Exercise directions:
Restate every entry word for word.

Listed entries:
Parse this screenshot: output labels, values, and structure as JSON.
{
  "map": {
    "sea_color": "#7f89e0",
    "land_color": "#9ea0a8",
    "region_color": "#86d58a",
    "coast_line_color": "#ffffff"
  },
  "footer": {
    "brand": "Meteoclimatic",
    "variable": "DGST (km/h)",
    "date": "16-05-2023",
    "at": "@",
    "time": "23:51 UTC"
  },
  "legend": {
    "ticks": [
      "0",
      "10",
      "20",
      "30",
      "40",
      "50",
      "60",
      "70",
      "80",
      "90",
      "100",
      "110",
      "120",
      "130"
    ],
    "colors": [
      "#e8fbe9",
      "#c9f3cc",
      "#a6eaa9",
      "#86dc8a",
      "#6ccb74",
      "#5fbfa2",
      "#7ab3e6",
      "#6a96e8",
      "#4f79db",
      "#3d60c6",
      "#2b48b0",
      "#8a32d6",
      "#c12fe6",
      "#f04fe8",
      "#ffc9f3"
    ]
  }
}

Task answer:
Parse this screenshot: output labels, values, and structure as JSON.
{
  "map": {
    "sea_color": "#7f89e0",
    "land_color": "#9ea0a8",
    "region_color": "#86d58a",
    "coast_line_color": "#ffffff"
  },
  "footer": {
    "brand": "Meteoclimatic",
    "variable": "DGST (km/h)",
    "date": "16-05-2023",
    "at": "@",
    "time": "23:51 UTC"
  },
  "legend": {
    "ticks": [
      "0",
      "10",
      "20",
      "30",
      "40",
      "50",
      "60",
      "70",
      "80",
      "90",
      "100",
      "110",
      "120",
      "130"
    ],
    "colors": [
      "#e8fbe9",
      "#c9f3cc",
      "#a6eaa9",
      "#86dc8a",
      "#6ccb74",
      "#5fbfa2",
      "#7ab3e6",
      "#6a96e8",
      "#4f79db",
      "#3d60c6",
      "#2b48b0",
      "#8a32d6",
      "#c12fe6",
      "#f04fe8",
      "#ffc9f3"
    ]
  }
}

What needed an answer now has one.